What is expected — Where a line below holds the string "bottom", copy that line.

Data tied to figure images
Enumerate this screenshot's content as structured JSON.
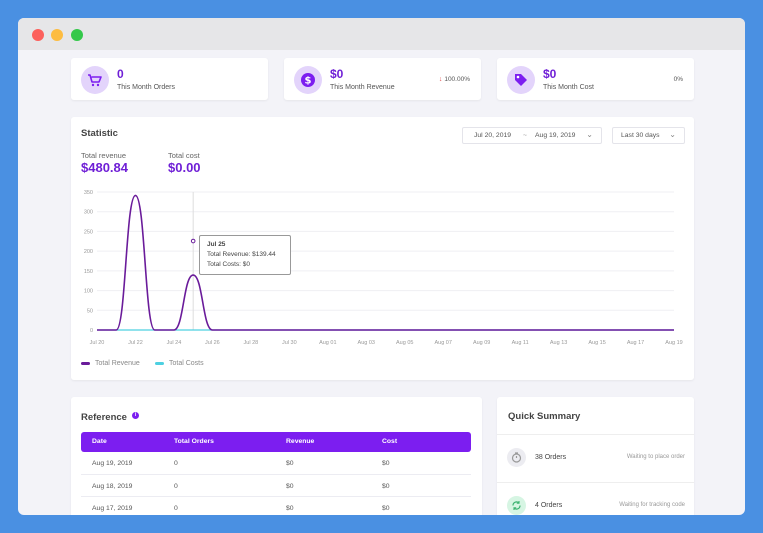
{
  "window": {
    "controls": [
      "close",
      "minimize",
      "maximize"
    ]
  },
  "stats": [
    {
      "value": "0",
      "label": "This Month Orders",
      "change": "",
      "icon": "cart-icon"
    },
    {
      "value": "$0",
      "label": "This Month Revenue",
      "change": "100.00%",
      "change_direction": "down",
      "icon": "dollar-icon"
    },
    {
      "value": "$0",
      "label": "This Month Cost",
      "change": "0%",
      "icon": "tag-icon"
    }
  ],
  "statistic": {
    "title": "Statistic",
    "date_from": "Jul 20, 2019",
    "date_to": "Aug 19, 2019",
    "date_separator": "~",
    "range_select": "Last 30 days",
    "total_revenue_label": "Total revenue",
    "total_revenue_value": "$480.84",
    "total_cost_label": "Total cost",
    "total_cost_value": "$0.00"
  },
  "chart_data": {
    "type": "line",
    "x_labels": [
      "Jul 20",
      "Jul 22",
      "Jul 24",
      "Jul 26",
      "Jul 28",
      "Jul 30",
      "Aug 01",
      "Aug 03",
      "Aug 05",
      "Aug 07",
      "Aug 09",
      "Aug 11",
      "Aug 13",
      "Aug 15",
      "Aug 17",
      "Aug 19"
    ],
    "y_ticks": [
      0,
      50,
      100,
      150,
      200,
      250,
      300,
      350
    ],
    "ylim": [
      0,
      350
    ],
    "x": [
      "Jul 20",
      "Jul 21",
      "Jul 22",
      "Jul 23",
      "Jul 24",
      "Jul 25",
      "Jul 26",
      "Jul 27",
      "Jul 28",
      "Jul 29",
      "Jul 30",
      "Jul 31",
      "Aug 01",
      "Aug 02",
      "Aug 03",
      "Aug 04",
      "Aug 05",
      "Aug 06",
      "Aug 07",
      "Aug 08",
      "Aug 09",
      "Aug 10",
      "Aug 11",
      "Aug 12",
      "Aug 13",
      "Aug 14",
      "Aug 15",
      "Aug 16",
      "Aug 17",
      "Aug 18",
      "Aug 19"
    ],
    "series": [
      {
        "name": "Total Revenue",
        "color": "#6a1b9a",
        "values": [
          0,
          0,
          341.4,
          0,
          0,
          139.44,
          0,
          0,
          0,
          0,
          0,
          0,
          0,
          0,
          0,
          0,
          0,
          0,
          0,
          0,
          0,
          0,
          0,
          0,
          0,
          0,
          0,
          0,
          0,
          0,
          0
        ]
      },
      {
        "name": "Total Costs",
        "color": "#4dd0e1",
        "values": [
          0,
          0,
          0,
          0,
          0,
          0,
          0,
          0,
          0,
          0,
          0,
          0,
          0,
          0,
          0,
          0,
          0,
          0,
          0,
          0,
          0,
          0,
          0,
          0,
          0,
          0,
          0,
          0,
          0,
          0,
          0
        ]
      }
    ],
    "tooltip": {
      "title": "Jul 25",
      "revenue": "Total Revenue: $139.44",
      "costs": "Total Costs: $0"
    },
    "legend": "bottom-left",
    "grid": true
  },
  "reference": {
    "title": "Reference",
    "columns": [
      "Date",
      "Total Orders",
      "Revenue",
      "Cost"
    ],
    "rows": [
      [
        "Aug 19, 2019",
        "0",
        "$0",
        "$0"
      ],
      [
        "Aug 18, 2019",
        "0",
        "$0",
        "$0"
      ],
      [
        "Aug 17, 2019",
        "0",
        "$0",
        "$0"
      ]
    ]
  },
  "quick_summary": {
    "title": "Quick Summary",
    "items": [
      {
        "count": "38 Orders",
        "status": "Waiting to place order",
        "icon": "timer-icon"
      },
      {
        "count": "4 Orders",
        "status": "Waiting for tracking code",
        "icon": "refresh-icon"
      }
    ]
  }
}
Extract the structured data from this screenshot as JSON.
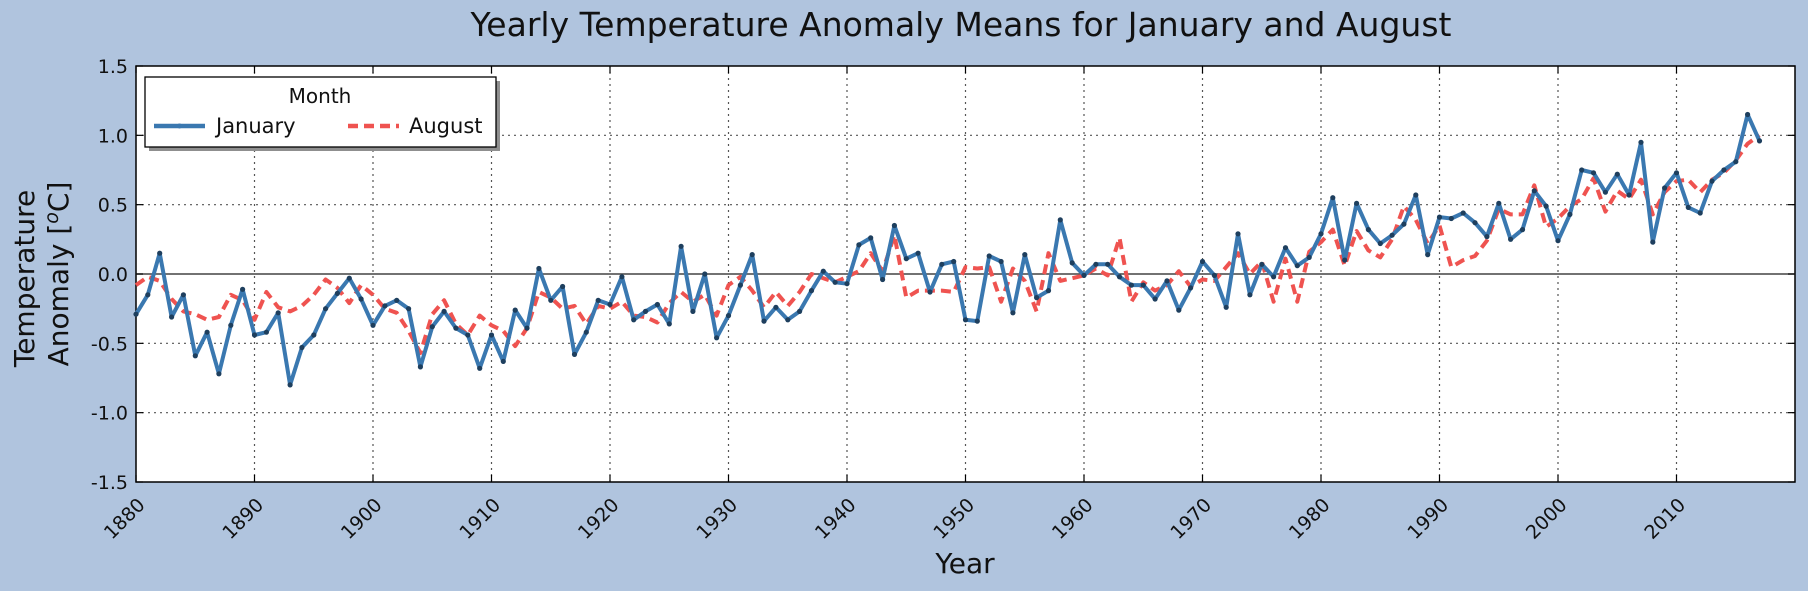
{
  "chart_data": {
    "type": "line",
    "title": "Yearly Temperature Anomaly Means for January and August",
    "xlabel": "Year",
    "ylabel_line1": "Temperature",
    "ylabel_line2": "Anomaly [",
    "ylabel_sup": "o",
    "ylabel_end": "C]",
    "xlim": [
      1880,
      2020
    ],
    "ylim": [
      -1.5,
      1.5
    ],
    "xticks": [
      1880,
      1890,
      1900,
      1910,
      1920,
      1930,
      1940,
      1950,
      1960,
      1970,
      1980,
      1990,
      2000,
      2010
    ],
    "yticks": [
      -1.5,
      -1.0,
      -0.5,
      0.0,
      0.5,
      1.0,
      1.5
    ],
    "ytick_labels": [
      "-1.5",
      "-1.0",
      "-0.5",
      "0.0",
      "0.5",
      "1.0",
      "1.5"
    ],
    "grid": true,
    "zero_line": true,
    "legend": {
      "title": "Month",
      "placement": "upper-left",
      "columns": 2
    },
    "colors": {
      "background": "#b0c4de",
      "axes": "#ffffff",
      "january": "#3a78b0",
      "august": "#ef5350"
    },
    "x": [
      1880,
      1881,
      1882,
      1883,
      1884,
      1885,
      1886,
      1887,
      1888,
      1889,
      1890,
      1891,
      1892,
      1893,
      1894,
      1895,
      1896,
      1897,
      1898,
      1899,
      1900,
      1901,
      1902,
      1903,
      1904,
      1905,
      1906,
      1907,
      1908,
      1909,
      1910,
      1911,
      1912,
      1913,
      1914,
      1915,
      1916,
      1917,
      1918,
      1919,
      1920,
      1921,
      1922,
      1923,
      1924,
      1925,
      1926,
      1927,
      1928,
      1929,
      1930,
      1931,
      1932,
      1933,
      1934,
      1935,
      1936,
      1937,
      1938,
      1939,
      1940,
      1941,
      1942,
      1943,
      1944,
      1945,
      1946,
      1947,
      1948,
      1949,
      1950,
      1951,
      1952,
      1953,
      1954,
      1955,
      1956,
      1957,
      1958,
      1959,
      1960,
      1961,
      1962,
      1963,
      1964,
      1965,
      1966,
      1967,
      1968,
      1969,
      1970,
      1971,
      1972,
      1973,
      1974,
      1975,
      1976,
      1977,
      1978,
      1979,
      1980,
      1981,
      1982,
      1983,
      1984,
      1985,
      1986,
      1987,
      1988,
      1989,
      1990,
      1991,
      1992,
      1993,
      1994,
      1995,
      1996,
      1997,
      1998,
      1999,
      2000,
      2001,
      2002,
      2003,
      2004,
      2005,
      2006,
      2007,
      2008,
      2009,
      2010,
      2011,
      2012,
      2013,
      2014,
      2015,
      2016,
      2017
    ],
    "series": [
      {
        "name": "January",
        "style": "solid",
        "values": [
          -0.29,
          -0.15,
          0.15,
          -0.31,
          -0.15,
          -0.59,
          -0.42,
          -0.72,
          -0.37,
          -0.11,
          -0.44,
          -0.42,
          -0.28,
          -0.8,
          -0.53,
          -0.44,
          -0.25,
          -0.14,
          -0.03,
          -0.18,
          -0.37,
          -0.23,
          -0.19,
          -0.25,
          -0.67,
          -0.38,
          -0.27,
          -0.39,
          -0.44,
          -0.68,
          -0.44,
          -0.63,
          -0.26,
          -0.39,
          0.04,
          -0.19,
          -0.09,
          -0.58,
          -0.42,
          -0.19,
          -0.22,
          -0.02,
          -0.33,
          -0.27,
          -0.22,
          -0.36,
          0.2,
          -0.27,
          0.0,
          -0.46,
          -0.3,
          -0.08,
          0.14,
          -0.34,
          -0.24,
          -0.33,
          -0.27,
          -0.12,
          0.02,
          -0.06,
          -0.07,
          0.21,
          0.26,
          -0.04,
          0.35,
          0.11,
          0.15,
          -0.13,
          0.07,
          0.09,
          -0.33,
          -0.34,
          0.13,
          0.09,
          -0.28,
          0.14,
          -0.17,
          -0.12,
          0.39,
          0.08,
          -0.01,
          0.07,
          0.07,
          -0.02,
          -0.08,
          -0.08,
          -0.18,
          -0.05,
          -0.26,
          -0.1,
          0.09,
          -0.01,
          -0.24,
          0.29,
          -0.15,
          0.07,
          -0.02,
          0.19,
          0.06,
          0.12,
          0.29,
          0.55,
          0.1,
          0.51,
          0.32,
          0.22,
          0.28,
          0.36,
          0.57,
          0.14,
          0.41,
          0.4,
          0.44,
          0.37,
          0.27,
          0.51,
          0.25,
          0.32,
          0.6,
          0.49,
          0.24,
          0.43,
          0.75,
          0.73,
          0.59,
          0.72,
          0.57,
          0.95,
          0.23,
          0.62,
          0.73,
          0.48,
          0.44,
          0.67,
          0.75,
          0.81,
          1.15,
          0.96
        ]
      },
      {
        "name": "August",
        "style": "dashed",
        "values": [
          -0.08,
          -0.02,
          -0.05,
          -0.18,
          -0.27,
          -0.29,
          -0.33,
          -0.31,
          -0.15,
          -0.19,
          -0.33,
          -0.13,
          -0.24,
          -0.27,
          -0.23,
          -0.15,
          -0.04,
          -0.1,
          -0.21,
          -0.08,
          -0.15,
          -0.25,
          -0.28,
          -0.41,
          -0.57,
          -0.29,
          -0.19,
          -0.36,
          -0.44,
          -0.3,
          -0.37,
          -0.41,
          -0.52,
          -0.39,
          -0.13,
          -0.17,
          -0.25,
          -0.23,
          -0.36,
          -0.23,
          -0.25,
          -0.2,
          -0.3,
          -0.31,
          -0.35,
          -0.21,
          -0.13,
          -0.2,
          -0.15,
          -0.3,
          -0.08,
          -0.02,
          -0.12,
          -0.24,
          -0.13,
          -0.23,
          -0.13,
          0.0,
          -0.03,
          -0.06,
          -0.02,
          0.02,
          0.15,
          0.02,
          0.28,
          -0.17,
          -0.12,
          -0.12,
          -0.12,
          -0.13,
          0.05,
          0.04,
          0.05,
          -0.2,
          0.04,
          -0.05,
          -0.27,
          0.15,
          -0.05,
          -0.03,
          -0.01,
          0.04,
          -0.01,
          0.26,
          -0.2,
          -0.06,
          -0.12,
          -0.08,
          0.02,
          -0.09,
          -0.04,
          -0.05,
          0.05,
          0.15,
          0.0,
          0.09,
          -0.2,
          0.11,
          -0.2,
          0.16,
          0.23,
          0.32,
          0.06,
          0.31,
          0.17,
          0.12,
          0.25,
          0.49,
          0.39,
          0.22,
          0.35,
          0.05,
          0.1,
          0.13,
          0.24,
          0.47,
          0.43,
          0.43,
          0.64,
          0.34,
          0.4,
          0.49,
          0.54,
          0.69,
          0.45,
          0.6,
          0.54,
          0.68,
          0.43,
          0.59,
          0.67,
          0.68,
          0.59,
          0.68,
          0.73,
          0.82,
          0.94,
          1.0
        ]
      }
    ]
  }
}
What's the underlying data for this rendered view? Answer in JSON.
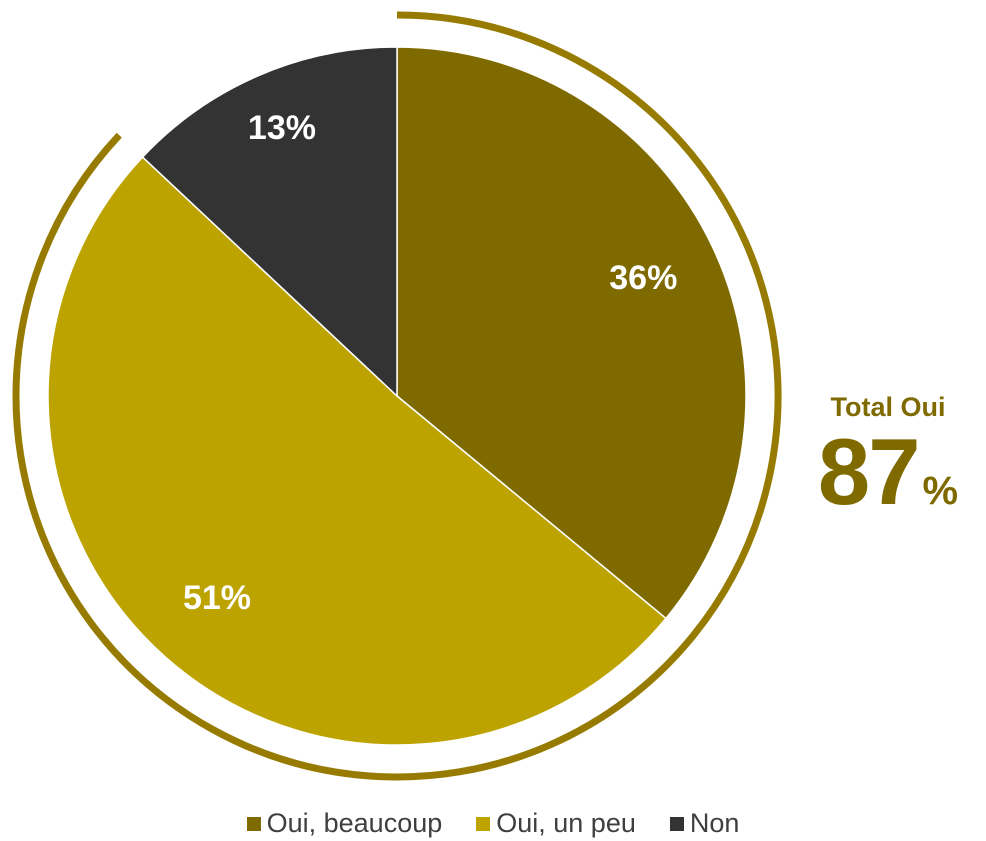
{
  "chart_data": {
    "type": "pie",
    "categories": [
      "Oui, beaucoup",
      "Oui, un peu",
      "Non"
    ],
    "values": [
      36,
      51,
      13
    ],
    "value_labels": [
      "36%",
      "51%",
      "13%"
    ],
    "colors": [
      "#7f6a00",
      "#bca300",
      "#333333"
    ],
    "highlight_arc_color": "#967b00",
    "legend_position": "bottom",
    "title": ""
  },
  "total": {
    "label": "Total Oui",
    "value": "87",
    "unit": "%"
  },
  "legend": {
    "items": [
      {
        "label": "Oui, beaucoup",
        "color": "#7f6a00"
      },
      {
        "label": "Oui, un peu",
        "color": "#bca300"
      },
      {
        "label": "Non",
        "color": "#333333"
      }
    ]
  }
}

Written reply —
    "legend": "bottom-left",
    "legend_position": "bottom",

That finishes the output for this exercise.